Reproduce the data from its first line through the line containing "302, 557, 371]", inclusive, changing each "moving-average-line" to "ma-line" and leaving everything else unchanged.
***** Exercise input *****
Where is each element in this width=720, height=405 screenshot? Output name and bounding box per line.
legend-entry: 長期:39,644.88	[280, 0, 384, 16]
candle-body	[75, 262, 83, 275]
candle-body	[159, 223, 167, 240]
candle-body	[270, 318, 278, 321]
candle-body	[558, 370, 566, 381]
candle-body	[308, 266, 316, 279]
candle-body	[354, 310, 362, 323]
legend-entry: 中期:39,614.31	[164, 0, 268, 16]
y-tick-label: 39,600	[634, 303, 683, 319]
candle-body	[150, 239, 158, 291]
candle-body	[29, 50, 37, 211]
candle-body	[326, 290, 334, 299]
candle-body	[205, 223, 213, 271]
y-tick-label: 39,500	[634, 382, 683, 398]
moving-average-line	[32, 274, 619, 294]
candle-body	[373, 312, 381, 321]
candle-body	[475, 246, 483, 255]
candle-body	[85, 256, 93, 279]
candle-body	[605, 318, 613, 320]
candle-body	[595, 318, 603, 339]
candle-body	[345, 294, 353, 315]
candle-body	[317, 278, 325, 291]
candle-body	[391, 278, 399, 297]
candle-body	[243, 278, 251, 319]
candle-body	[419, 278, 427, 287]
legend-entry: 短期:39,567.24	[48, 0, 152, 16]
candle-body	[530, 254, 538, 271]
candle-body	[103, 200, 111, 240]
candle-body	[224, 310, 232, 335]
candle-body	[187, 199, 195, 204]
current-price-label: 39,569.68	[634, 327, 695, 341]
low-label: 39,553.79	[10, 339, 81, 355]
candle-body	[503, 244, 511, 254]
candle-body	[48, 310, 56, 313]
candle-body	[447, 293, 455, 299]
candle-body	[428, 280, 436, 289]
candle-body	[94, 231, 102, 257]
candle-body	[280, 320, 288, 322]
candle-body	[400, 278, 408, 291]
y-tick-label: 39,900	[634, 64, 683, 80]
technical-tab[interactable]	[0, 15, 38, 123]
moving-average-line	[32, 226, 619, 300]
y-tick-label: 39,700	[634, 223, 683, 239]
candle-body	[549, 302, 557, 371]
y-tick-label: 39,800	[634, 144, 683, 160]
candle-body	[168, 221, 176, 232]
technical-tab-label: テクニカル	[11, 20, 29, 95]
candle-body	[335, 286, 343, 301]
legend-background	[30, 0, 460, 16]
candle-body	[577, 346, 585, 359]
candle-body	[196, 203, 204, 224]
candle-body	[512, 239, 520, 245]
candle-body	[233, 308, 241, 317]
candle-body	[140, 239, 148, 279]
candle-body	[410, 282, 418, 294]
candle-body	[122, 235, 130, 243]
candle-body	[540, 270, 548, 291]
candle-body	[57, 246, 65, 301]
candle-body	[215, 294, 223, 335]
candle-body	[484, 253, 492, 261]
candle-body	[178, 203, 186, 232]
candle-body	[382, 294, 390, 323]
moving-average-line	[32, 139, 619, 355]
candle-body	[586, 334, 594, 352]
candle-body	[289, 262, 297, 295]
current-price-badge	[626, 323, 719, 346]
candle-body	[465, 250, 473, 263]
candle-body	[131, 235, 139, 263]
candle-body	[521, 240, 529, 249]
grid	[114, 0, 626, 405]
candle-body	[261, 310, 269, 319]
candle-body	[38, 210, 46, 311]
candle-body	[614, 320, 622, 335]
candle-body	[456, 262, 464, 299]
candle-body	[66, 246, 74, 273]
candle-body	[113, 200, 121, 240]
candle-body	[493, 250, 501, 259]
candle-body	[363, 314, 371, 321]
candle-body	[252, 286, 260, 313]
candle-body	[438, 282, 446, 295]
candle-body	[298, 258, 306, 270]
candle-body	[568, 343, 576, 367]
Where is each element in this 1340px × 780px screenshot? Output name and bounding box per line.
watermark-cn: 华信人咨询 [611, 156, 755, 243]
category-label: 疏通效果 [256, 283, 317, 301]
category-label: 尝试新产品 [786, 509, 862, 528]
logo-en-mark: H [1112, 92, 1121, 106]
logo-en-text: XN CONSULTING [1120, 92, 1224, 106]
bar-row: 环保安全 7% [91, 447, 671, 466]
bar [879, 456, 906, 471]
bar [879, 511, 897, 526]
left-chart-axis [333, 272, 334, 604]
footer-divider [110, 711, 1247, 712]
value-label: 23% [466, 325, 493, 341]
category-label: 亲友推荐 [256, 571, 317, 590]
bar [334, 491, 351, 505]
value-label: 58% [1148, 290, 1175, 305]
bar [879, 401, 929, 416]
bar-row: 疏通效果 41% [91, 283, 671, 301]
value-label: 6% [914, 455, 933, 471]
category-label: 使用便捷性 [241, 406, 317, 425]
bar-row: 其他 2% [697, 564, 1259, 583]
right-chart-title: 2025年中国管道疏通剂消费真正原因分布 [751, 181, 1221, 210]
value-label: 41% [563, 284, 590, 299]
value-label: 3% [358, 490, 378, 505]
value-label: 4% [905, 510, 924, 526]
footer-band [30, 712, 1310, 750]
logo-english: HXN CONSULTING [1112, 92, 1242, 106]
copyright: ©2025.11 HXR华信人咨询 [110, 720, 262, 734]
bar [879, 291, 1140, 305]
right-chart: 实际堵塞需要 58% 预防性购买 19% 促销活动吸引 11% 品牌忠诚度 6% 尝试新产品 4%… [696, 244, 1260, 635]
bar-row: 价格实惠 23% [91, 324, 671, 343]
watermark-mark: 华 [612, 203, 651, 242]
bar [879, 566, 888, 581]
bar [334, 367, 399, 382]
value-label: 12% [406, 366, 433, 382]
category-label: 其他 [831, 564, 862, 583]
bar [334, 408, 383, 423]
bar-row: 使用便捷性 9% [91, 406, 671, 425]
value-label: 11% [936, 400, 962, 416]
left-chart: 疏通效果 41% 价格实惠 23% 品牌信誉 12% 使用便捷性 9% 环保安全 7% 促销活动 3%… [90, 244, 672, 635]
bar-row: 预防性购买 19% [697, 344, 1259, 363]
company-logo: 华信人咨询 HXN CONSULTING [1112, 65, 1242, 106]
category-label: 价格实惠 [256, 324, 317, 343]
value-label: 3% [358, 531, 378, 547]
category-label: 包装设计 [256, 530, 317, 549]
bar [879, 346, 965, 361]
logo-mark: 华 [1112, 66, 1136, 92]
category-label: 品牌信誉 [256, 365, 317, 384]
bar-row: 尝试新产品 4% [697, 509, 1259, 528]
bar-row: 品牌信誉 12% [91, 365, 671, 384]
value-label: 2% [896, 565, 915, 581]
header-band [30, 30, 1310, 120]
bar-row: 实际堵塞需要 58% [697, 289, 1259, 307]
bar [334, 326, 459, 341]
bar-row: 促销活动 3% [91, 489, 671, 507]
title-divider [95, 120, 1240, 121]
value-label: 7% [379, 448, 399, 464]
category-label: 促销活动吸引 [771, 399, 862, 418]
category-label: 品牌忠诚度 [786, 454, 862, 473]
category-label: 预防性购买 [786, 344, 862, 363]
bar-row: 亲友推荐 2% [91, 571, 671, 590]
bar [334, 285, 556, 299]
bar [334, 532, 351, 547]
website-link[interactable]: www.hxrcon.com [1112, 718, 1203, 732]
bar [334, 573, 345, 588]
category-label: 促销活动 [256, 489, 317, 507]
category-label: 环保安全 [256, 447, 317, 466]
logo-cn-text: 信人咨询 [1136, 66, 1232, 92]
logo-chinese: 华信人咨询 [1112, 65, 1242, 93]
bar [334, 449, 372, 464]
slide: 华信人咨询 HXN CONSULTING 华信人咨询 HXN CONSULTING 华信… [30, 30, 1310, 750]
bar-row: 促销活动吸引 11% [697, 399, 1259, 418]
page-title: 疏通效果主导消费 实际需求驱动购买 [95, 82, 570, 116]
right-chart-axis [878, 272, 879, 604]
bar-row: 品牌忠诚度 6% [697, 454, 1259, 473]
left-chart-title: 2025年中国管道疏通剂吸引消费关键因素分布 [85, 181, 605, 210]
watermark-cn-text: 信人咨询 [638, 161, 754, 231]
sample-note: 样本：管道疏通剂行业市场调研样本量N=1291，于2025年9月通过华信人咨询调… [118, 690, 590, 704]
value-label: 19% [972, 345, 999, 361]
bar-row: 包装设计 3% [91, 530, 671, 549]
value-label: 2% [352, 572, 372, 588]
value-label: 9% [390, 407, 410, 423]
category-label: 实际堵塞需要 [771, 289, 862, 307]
*****
> Written solution:
Where is each element in this width=720, height=405 screenshot? Output name and bounding box per line.
legend-entry: 長期:39,644.88	[280, 0, 384, 16]
candle-body	[75, 262, 83, 275]
candle-body	[159, 223, 167, 240]
candle-body	[270, 318, 278, 321]
candle-body	[558, 370, 566, 381]
candle-body	[308, 266, 316, 279]
candle-body	[354, 310, 362, 323]
legend-entry: 中期:39,614.31	[164, 0, 268, 16]
y-tick-label: 39,600	[634, 303, 683, 319]
candle-body	[150, 239, 158, 291]
candle-body	[29, 50, 37, 211]
candle-body	[326, 290, 334, 299]
candle-body	[205, 223, 213, 271]
y-tick-label: 39,500	[634, 382, 683, 398]
ma-line	[32, 274, 619, 294]
candle-body	[373, 312, 381, 321]
candle-body	[475, 246, 483, 255]
candle-body	[85, 256, 93, 279]
candle-body	[605, 318, 613, 320]
candle-body	[595, 318, 603, 339]
candle-body	[345, 294, 353, 315]
candle-body	[317, 278, 325, 291]
candle-body	[391, 278, 399, 297]
candle-body	[243, 278, 251, 319]
candle-body	[419, 278, 427, 287]
legend-entry: 短期:39,567.24	[48, 0, 152, 16]
candle-body	[530, 254, 538, 271]
candle-body	[103, 200, 111, 240]
candle-body	[224, 310, 232, 335]
candle-body	[187, 199, 195, 204]
current-price-label: 39,569.68	[634, 327, 695, 341]
low-label: 39,553.79	[10, 339, 81, 355]
candle-body	[503, 244, 511, 254]
candle-body	[48, 310, 56, 313]
candle-body	[447, 293, 455, 299]
candle-body	[428, 280, 436, 289]
candle-body	[94, 231, 102, 257]
candle-body	[280, 320, 288, 322]
candle-body	[400, 278, 408, 291]
y-tick-label: 39,900	[634, 64, 683, 80]
technical-tab[interactable]	[0, 15, 38, 123]
ma-line	[32, 226, 619, 300]
y-tick-label: 39,700	[634, 223, 683, 239]
candle-body	[549, 302, 557, 371]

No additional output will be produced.